WHAT TO WORK ON.
Copy without changes the lines of the records from the one containing "sidebar-item-label: 软件 xyxy=(91,536,119,552)" through the one containing "sidebar-item-label: 音乐 xyxy=(91,227,119,243)", including both.

[BEGIN RECORDS FOR THIS EXERCISE]

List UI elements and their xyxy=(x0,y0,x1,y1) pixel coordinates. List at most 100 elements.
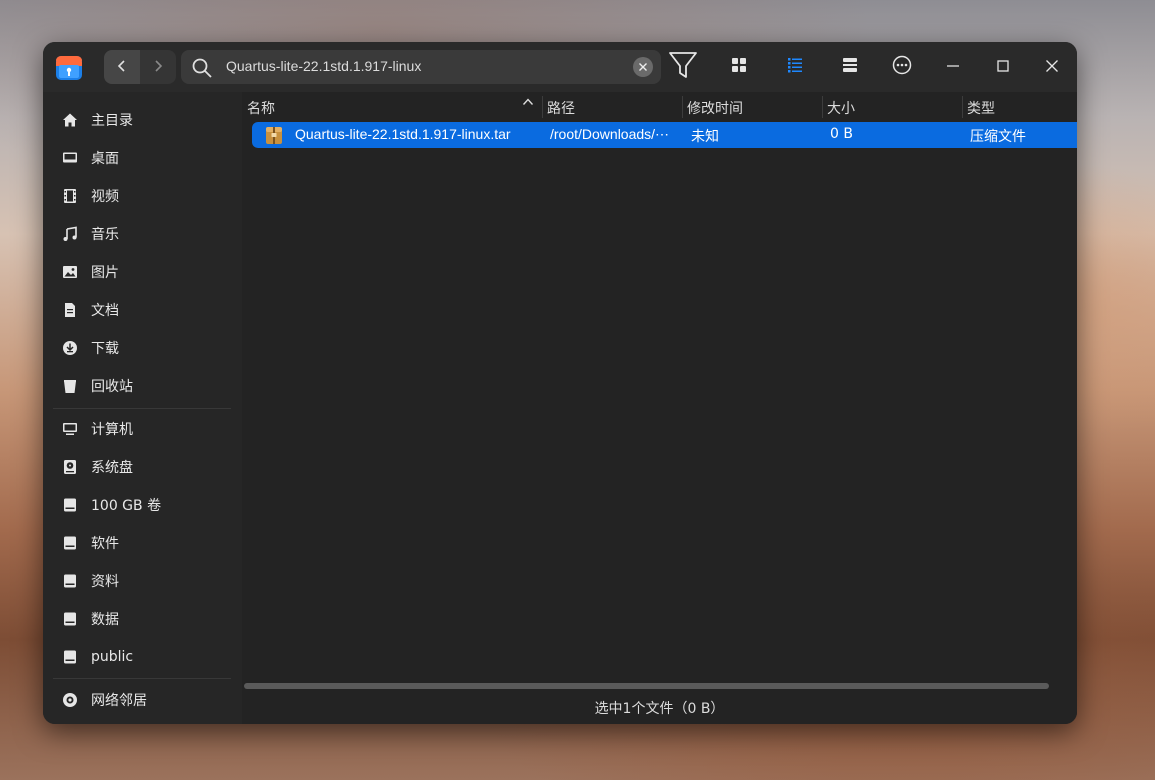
sidebar-item-label: 软件 xyxy=(91,536,119,552)
file-type: 压缩文件 xyxy=(970,129,1026,145)
grid-view-icon xyxy=(731,57,747,77)
close-window-button[interactable] xyxy=(1035,50,1069,84)
maximize-button[interactable] xyxy=(986,50,1020,84)
file-manager-window: Quartus-lite-22.1std.1.917-linux 主目录 桌面 … xyxy=(43,42,1077,724)
video-icon xyxy=(60,186,80,206)
sidebar-item-label: 回收站 xyxy=(91,379,133,395)
sidebar-item-system-disk[interactable]: 系统盘 xyxy=(55,452,230,482)
filter-icon xyxy=(668,50,698,84)
sort-ascending-icon[interactable] xyxy=(522,96,534,112)
sidebar-item-label: 图片 xyxy=(91,265,119,281)
back-button[interactable] xyxy=(104,50,140,84)
navigation-buttons xyxy=(104,50,176,84)
sidebar-item-music[interactable]: 音乐 xyxy=(55,219,230,249)
document-icon xyxy=(60,300,80,320)
sidebar-item-downloads[interactable]: 下载 xyxy=(55,333,230,363)
clear-search-button[interactable] xyxy=(633,57,653,77)
home-icon xyxy=(60,110,80,130)
drive-icon xyxy=(60,533,80,553)
sidebar-item-label: 网络邻居 xyxy=(91,693,147,709)
more-options-button[interactable] xyxy=(885,50,919,84)
trash-icon xyxy=(60,376,80,396)
sidebar-item-label: 下载 xyxy=(91,341,119,357)
column-size-header[interactable]: 大小 xyxy=(827,98,855,118)
download-icon xyxy=(60,338,80,358)
drive-icon xyxy=(60,609,80,629)
network-icon xyxy=(60,690,80,710)
search-input[interactable]: Quartus-lite-22.1std.1.917-linux xyxy=(226,58,421,74)
file-modified: 未知 xyxy=(691,129,719,145)
more-icon xyxy=(892,55,912,79)
picture-icon xyxy=(60,262,80,282)
search-box[interactable]: Quartus-lite-22.1std.1.917-linux xyxy=(181,50,661,84)
chevron-right-icon xyxy=(152,58,164,77)
column-name-header[interactable]: 名称 xyxy=(247,98,275,118)
sidebar-item-label: 音乐 xyxy=(91,227,119,243)
close-icon xyxy=(1045,58,1059,77)
sidebar-item-label: 数据 xyxy=(91,612,119,628)
sidebar-item-documents[interactable]: 文档 xyxy=(55,295,230,325)
sidebar-divider xyxy=(53,408,231,409)
detail-view-icon xyxy=(842,57,858,77)
sidebar: 主目录 桌面 视频 音乐 图片 文档 下载 回收站 计算机 系统盘 100 GB… xyxy=(43,92,242,724)
drive-icon xyxy=(60,647,80,667)
column-type-header[interactable]: 类型 xyxy=(967,98,995,118)
column-header: 名称 路径 修改时间 大小 类型 xyxy=(242,92,1077,122)
sidebar-item-videos[interactable]: 视频 xyxy=(55,181,230,211)
sidebar-item-network[interactable]: 网络邻居 xyxy=(55,685,230,715)
sidebar-item-label: 桌面 xyxy=(91,151,119,167)
sidebar-item-computer[interactable]: 计算机 xyxy=(55,414,230,444)
sidebar-item-label: 系统盘 xyxy=(91,460,133,476)
drive-icon xyxy=(60,571,80,591)
file-manager-app-icon[interactable] xyxy=(55,53,83,81)
archive-file-icon xyxy=(265,125,283,145)
minimize-icon xyxy=(946,58,960,77)
minimize-button[interactable] xyxy=(936,50,970,84)
sidebar-item-pictures[interactable]: 图片 xyxy=(55,257,230,287)
search-icon xyxy=(191,57,213,83)
file-row[interactable]: Quartus-lite-22.1std.1.917-linux.tar /ro… xyxy=(252,122,1077,148)
icon-view-button[interactable] xyxy=(722,50,756,84)
maximize-icon xyxy=(996,58,1010,77)
file-list-panel: 名称 路径 修改时间 大小 类型 Quartus-lite-22.1std.1.… xyxy=(242,92,1077,724)
file-path: /root/Downloads/⋯ xyxy=(550,126,670,142)
file-size: 0 B xyxy=(830,126,853,142)
music-icon xyxy=(60,224,80,244)
sidebar-item-data[interactable]: 数据 xyxy=(55,604,230,634)
filter-button[interactable] xyxy=(666,50,700,84)
sidebar-item-label: 计算机 xyxy=(91,422,133,438)
sidebar-divider xyxy=(53,678,231,679)
sidebar-item-public[interactable]: public xyxy=(55,642,230,672)
sidebar-item-label: 文档 xyxy=(91,303,119,319)
column-modified-header[interactable]: 修改时间 xyxy=(687,98,743,118)
status-bar: 选中1个文件（0 B） xyxy=(594,701,725,717)
detail-view-button[interactable] xyxy=(833,50,867,84)
sidebar-item-label: 资料 xyxy=(91,574,119,590)
column-divider[interactable] xyxy=(822,96,823,118)
sidebar-item-software[interactable]: 软件 xyxy=(55,528,230,558)
list-view-button[interactable] xyxy=(778,50,812,84)
column-divider[interactable] xyxy=(542,96,543,118)
drive-icon xyxy=(60,495,80,515)
list-view-icon xyxy=(787,57,803,77)
forward-button[interactable] xyxy=(140,50,176,84)
column-divider[interactable] xyxy=(962,96,963,118)
sidebar-item-materials[interactable]: 资料 xyxy=(55,566,230,596)
computer-icon xyxy=(60,419,80,439)
sidebar-item-label: 主目录 xyxy=(91,113,133,129)
sidebar-item-home[interactable]: 主目录 xyxy=(55,105,230,135)
sidebar-item-label: 100 GB 卷 xyxy=(91,498,162,514)
horizontal-scrollbar[interactable] xyxy=(244,683,1049,689)
chevron-left-icon xyxy=(116,58,128,77)
sidebar-item-label: public xyxy=(91,649,134,665)
sidebar-item-trash[interactable]: 回收站 xyxy=(55,371,230,401)
desktop-icon xyxy=(60,148,80,168)
sidebar-item-desktop[interactable]: 桌面 xyxy=(55,143,230,173)
sidebar-item-label: 视频 xyxy=(91,189,119,205)
column-divider[interactable] xyxy=(682,96,683,118)
sidebar-item-100gb-volume[interactable]: 100 GB 卷 xyxy=(55,490,230,520)
file-name: Quartus-lite-22.1std.1.917-linux.tar xyxy=(295,126,511,142)
system-disk-icon xyxy=(60,457,80,477)
titlebar: Quartus-lite-22.1std.1.917-linux xyxy=(43,42,1077,92)
column-path-header[interactable]: 路径 xyxy=(547,98,575,118)
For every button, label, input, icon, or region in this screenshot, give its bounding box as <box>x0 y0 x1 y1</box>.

[END RECORDS FOR THIS EXERCISE]

FINAL RESULT.
sidebar-item-label: 软件 xyxy=(91,536,119,552)
file-type: 压缩文件 xyxy=(970,129,1026,145)
grid-view-icon xyxy=(731,57,747,77)
close-window-button[interactable] xyxy=(1035,50,1069,84)
maximize-button[interactable] xyxy=(986,50,1020,84)
file-manager-window: Quartus-lite-22.1std.1.917-linux 主目录 桌面 … xyxy=(43,42,1077,724)
video-icon xyxy=(60,186,80,206)
sidebar-item-label: 回收站 xyxy=(91,379,133,395)
sidebar-item-system-disk[interactable]: 系统盘 xyxy=(55,452,230,482)
filter-icon xyxy=(668,50,698,84)
sort-ascending-icon[interactable] xyxy=(522,96,534,112)
sidebar-item-label: 图片 xyxy=(91,265,119,281)
back-button[interactable] xyxy=(104,50,140,84)
navigation-buttons xyxy=(104,50,176,84)
sidebar-item-music[interactable]: 音乐 xyxy=(55,219,230,249)
document-icon xyxy=(60,300,80,320)
sidebar-item-downloads[interactable]: 下载 xyxy=(55,333,230,363)
clear-search-button[interactable] xyxy=(633,57,653,77)
home-icon xyxy=(60,110,80,130)
drive-icon xyxy=(60,533,80,553)
sidebar-item-label: 网络邻居 xyxy=(91,693,147,709)
more-options-button[interactable] xyxy=(885,50,919,84)
trash-icon xyxy=(60,376,80,396)
sidebar-item-label: 下载 xyxy=(91,341,119,357)
column-size-header[interactable]: 大小 xyxy=(827,98,855,118)
download-icon xyxy=(60,338,80,358)
drive-icon xyxy=(60,609,80,629)
network-icon xyxy=(60,690,80,710)
search-input[interactable]: Quartus-lite-22.1std.1.917-linux xyxy=(226,58,421,74)
file-modified: 未知 xyxy=(691,129,719,145)
more-icon xyxy=(892,55,912,79)
picture-icon xyxy=(60,262,80,282)
search-box[interactable]: Quartus-lite-22.1std.1.917-linux xyxy=(181,50,661,84)
chevron-right-icon xyxy=(152,58,164,77)
column-name-header[interactable]: 名称 xyxy=(247,98,275,118)
sidebar-item-label: 音乐 xyxy=(91,227,119,243)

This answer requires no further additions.